INSTRUCTIONS TO FOLLOW: Without the pictures, print each of the records below exactly as it appears.

— start of MATERIAL FOR THE TASK —

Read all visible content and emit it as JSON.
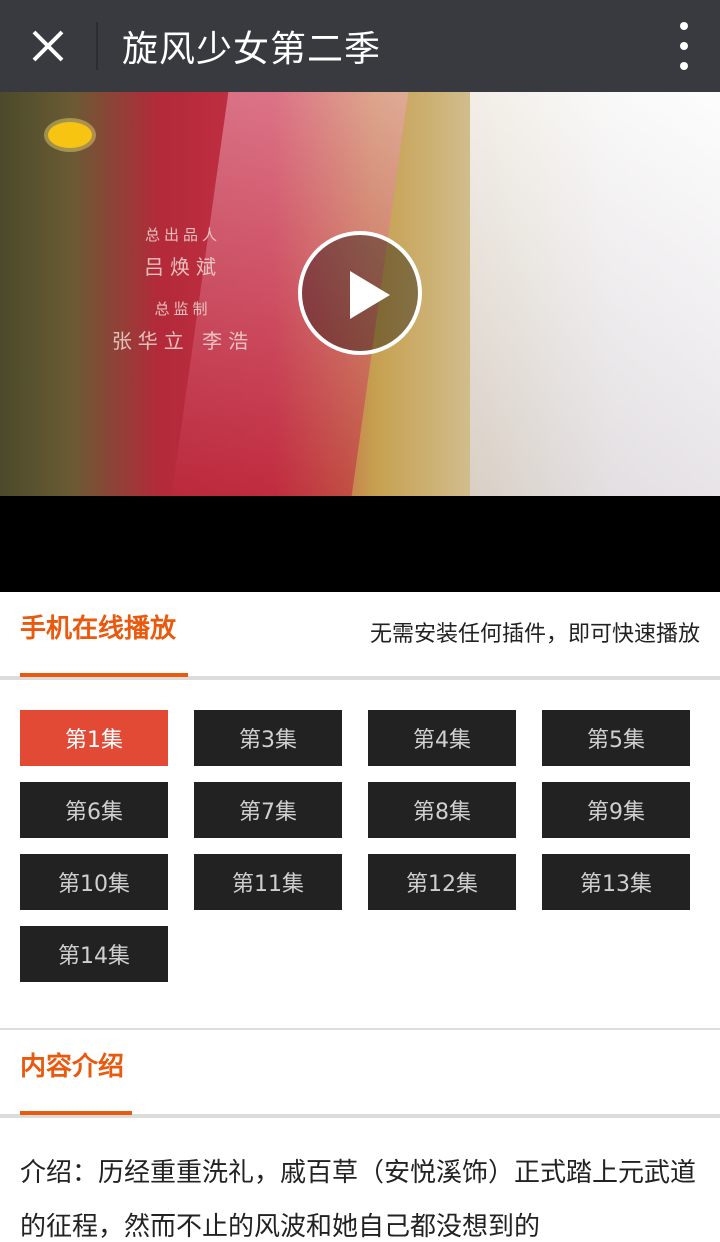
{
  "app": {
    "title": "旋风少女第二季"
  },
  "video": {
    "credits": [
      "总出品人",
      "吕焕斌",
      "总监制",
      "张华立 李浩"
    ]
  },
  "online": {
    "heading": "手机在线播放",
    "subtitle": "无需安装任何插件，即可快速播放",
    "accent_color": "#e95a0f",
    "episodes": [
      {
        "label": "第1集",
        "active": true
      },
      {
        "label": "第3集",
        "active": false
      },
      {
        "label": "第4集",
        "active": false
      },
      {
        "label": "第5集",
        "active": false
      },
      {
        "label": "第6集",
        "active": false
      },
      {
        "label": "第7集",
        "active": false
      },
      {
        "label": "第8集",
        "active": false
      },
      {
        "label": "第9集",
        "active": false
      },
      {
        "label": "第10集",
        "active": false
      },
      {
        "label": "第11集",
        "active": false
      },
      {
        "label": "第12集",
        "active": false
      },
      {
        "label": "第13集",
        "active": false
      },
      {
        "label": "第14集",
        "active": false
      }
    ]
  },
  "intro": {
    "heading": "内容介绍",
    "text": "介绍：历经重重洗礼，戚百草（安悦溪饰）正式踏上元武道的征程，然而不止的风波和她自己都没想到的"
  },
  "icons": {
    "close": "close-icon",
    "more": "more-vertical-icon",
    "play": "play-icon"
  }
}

— end of MATERIAL FOR THE TASK —

EXERCISE RESULT:
Read all visible content and emit it as JSON.
{
  "app": {
    "title": "旋风少女第二季"
  },
  "video": {
    "credits": [
      "总出品人",
      "吕焕斌",
      "总监制",
      "张华立 李浩"
    ]
  },
  "online": {
    "heading": "手机在线播放",
    "subtitle": "无需安装任何插件，即可快速播放",
    "accent_color": "#e95a0f",
    "episodes": [
      {
        "label": "第1集",
        "active": true
      },
      {
        "label": "第3集",
        "active": false
      },
      {
        "label": "第4集",
        "active": false
      },
      {
        "label": "第5集",
        "active": false
      },
      {
        "label": "第6集",
        "active": false
      },
      {
        "label": "第7集",
        "active": false
      },
      {
        "label": "第8集",
        "active": false
      },
      {
        "label": "第9集",
        "active": false
      },
      {
        "label": "第10集",
        "active": false
      },
      {
        "label": "第11集",
        "active": false
      },
      {
        "label": "第12集",
        "active": false
      },
      {
        "label": "第13集",
        "active": false
      },
      {
        "label": "第14集",
        "active": false
      }
    ]
  },
  "intro": {
    "heading": "内容介绍",
    "text": "介绍：历经重重洗礼，戚百草（安悦溪饰）正式踏上元武道的征程，然而不止的风波和她自己都没想到的"
  },
  "icons": {
    "close": "close-icon",
    "more": "more-vertical-icon",
    "play": "play-icon"
  }
}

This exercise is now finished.